**Problem requirements:** Please output every line of the material as it stands, without the pictures.
━━━━━━━━━━━━━━━━━━━━
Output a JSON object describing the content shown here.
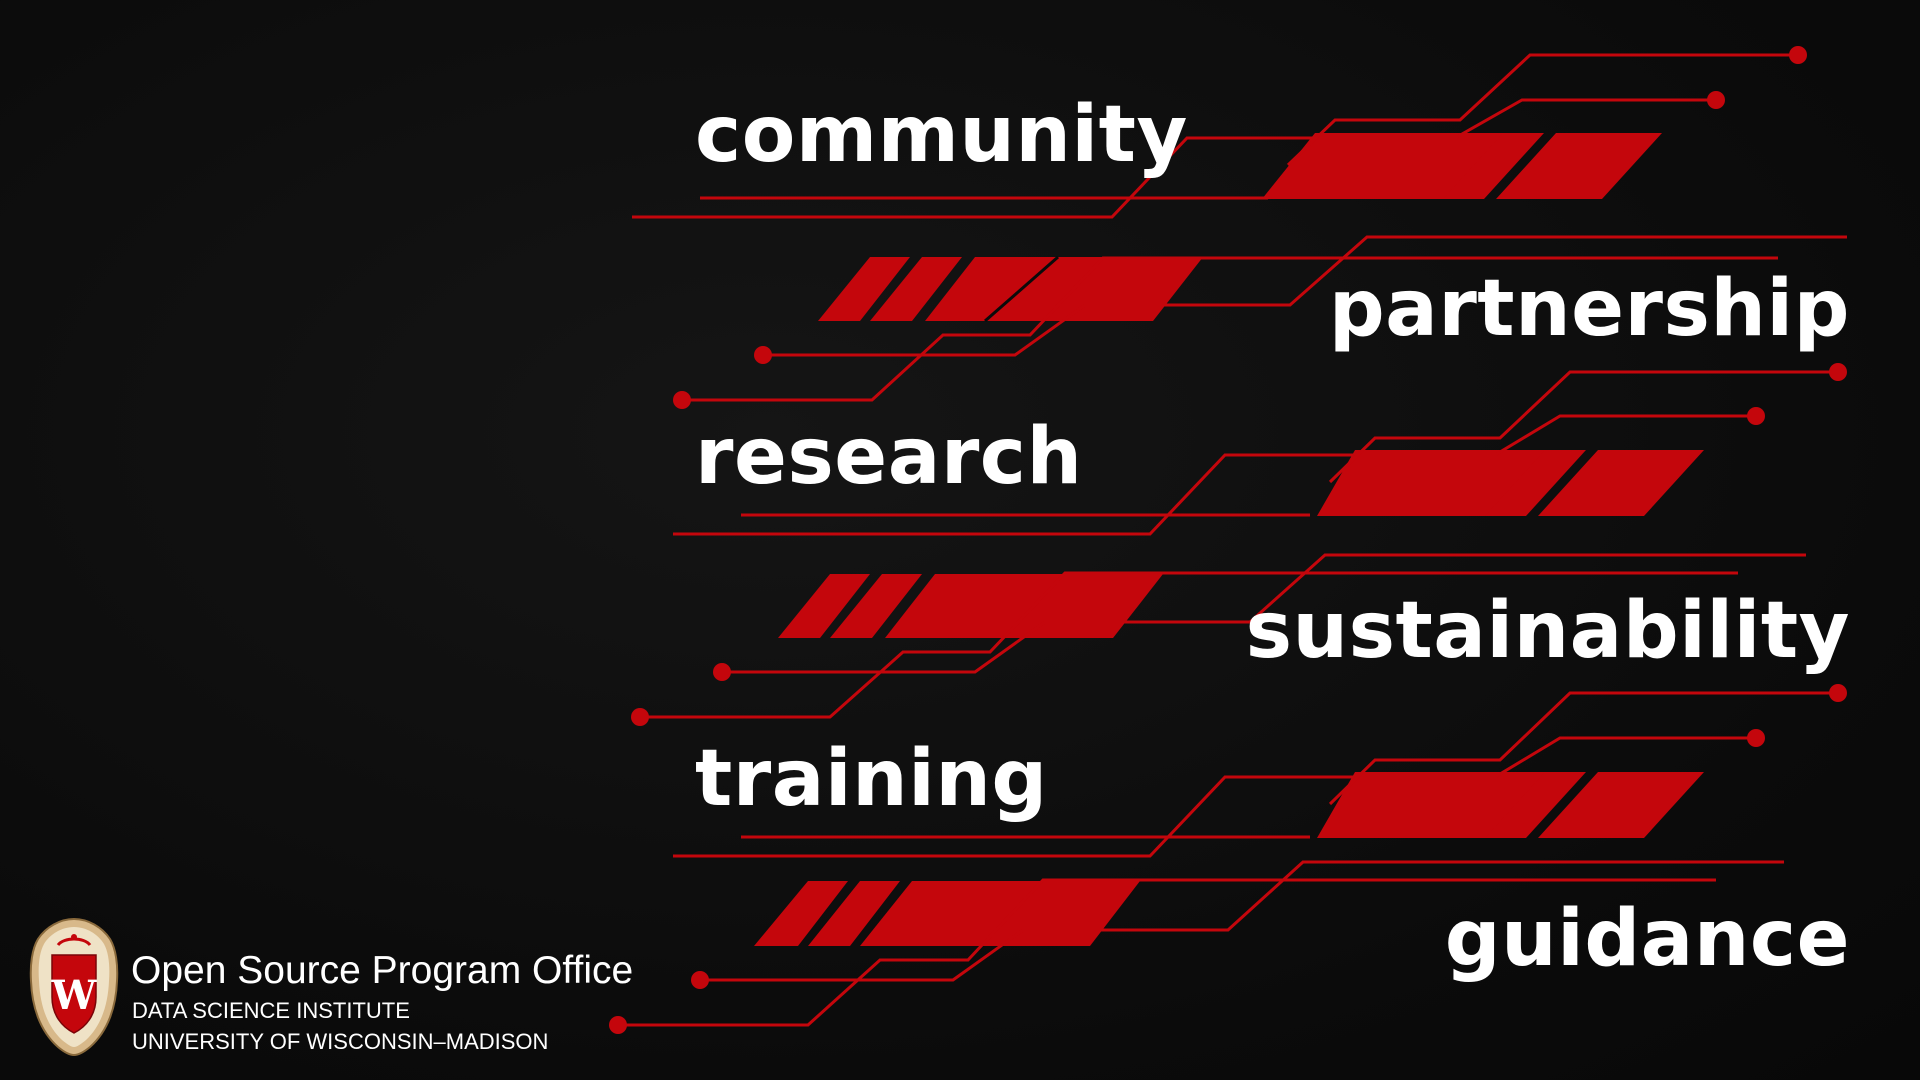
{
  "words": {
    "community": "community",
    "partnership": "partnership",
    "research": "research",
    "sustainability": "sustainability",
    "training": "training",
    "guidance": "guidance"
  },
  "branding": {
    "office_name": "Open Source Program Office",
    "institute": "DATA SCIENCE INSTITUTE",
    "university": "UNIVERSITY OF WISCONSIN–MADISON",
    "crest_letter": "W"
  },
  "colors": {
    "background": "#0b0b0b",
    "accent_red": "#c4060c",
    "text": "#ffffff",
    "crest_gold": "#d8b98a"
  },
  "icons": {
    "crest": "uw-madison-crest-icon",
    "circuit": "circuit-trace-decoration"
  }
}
━━━━━━━━━━━━━━━━━━━━
**Solution for this task:**
Output a JSON object describing the content shown here.
{
  "words": {
    "community": "community",
    "partnership": "partnership",
    "research": "research",
    "sustainability": "sustainability",
    "training": "training",
    "guidance": "guidance"
  },
  "branding": {
    "office_name": "Open Source Program Office",
    "institute": "DATA SCIENCE INSTITUTE",
    "university": "UNIVERSITY OF WISCONSIN–MADISON",
    "crest_letter": "W"
  },
  "colors": {
    "background": "#0b0b0b",
    "accent_red": "#c4060c",
    "text": "#ffffff",
    "crest_gold": "#d8b98a"
  },
  "icons": {
    "crest": "uw-madison-crest-icon",
    "circuit": "circuit-trace-decoration"
  }
}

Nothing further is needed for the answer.